* Task directions:
Pull out the items below word for word, starting from the first line and ending with the line that contains "data-point [422, 247, 431, 256]", both included.

* Extracted information:
------------------------------------------------------------

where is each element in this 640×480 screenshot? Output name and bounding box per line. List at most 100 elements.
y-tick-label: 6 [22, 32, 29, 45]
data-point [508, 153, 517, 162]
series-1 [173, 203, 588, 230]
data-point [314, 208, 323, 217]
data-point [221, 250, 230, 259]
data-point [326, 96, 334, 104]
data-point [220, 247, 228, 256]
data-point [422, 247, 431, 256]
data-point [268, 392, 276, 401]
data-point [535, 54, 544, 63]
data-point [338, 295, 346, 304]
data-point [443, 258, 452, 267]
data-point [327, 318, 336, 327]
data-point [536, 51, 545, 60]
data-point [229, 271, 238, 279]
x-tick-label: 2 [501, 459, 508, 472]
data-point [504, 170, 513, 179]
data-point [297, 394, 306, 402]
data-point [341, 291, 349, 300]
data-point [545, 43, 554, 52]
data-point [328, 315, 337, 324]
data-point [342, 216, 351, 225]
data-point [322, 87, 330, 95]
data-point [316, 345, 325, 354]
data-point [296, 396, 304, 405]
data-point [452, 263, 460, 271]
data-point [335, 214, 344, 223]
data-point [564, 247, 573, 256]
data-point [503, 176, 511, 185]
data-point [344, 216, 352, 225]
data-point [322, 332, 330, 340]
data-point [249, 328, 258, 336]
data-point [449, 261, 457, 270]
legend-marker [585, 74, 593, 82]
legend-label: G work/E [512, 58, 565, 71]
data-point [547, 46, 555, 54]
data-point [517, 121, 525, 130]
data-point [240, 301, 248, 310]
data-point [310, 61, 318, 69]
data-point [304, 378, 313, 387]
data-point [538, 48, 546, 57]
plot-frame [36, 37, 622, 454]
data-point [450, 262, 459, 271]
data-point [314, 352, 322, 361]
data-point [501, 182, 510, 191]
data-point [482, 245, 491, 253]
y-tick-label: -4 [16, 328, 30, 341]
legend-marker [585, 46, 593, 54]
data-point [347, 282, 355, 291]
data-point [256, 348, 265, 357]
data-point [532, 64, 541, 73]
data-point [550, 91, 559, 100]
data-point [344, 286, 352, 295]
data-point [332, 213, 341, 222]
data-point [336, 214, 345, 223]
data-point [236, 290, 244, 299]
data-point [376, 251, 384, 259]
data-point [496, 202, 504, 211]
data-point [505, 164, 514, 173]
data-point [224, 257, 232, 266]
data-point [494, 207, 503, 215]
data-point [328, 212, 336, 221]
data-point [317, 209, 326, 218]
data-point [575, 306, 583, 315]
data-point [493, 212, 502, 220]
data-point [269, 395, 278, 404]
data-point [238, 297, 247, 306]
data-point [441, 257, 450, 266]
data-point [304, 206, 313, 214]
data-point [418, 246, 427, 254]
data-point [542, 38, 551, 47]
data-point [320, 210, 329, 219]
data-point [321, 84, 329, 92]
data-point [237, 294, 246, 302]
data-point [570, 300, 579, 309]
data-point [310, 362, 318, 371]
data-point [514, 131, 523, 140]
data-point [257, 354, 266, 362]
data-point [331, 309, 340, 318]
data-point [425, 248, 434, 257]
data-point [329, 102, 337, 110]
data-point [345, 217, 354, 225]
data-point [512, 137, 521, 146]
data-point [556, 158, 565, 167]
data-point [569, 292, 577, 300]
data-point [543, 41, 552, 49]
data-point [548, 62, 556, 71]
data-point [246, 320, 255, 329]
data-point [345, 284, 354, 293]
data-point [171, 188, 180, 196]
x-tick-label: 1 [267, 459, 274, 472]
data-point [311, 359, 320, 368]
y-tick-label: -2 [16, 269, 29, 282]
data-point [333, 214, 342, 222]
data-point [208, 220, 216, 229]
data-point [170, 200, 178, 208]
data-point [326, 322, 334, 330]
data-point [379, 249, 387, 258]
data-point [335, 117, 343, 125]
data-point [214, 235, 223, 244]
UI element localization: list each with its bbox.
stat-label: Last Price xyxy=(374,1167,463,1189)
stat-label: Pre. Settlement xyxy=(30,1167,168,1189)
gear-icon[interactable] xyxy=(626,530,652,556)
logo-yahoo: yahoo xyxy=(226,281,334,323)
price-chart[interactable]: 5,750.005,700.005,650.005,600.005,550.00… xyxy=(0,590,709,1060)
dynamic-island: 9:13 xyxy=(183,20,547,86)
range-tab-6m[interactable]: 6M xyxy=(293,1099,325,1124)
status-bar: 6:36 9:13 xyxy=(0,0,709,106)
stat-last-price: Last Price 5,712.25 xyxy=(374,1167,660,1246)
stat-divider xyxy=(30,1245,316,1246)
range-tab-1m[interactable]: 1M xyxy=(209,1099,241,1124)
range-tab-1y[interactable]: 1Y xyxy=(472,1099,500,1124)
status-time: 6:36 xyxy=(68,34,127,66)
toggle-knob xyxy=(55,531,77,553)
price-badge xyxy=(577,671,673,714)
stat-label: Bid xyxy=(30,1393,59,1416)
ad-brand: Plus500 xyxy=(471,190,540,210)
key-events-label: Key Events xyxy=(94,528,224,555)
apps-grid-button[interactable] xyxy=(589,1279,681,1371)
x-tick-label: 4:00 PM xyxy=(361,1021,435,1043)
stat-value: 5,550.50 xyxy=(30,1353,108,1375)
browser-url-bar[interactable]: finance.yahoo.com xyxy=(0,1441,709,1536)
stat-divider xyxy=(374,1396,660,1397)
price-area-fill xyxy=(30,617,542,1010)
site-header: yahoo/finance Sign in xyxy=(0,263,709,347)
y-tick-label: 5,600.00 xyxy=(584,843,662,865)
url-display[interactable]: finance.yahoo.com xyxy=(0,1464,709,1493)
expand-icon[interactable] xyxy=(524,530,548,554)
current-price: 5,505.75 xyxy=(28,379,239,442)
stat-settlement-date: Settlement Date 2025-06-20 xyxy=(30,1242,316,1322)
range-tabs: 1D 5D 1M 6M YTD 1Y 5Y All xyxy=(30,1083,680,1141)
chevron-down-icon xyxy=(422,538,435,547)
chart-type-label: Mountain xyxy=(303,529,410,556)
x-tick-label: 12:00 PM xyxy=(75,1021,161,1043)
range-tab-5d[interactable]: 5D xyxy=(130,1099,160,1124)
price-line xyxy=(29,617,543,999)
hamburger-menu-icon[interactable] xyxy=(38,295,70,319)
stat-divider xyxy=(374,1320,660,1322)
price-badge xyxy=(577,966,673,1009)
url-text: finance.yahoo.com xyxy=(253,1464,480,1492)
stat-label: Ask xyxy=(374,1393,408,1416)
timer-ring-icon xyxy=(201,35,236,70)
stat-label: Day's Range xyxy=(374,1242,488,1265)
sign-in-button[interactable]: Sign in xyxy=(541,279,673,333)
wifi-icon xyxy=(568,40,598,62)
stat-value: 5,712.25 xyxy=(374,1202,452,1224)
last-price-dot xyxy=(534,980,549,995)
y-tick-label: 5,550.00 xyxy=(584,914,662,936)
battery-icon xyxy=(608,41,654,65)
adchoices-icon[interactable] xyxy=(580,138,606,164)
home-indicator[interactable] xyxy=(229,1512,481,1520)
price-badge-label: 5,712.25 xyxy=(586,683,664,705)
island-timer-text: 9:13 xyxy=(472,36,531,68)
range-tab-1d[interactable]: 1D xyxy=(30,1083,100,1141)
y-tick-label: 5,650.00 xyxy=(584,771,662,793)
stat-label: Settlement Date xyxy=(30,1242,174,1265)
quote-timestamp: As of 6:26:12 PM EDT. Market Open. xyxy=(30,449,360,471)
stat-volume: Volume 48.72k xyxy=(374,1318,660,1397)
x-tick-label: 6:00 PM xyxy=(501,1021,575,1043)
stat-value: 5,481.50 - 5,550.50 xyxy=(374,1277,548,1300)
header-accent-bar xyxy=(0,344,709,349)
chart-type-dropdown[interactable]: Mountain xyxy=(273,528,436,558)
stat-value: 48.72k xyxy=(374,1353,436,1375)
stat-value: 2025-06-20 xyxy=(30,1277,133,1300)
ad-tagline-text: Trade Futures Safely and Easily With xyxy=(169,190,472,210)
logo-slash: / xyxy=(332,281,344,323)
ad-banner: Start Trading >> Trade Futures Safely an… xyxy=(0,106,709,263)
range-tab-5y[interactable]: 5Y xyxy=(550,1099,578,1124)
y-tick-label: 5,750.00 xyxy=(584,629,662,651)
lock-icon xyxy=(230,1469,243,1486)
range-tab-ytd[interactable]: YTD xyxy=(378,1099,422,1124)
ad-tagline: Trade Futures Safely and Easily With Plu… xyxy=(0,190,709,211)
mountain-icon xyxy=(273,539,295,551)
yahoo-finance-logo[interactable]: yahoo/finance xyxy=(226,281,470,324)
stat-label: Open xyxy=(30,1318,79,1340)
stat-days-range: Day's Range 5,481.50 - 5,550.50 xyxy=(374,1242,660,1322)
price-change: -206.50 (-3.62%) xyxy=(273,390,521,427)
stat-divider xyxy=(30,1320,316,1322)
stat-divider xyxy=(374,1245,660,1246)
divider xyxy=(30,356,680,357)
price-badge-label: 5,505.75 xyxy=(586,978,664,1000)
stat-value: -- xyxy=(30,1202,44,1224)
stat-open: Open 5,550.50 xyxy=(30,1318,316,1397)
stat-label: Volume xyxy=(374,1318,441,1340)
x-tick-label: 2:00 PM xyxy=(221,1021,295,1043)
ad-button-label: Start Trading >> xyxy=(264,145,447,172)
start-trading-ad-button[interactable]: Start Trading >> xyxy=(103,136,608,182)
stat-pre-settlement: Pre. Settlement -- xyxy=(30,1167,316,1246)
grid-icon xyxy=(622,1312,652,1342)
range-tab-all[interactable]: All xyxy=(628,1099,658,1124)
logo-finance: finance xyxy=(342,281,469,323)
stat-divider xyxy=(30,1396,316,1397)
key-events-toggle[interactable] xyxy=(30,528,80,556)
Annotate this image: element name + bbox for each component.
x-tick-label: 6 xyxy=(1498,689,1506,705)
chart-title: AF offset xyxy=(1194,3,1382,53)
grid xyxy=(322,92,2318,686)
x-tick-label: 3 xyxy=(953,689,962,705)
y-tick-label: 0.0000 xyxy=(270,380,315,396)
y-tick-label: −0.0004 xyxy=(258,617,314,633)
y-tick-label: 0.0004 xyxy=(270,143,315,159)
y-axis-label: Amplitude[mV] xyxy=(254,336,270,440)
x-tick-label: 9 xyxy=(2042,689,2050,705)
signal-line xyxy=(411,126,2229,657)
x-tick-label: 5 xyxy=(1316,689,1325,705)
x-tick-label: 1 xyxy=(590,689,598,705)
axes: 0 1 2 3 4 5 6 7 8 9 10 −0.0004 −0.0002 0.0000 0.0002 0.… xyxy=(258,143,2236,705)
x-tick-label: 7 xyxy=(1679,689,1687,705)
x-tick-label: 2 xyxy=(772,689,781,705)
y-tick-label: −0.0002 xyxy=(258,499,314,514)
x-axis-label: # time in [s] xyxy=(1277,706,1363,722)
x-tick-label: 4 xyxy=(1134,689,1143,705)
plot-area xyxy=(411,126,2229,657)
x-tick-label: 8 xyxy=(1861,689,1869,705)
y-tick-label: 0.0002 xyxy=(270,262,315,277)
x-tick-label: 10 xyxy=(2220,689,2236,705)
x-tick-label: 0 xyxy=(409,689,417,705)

------------------------------------------------------------

* Problem solution:
where is each element in this 640×480 screenshot? Output name and bounding box per line. List at most 100 elements.
y-tick-label: 6 [22, 32, 29, 45]
data-point [508, 153, 517, 162]
series-1 [173, 203, 588, 230]
data-point [314, 208, 323, 217]
data-point [221, 250, 230, 259]
data-point [326, 96, 334, 104]
data-point [220, 247, 228, 256]
data-point [422, 247, 431, 256]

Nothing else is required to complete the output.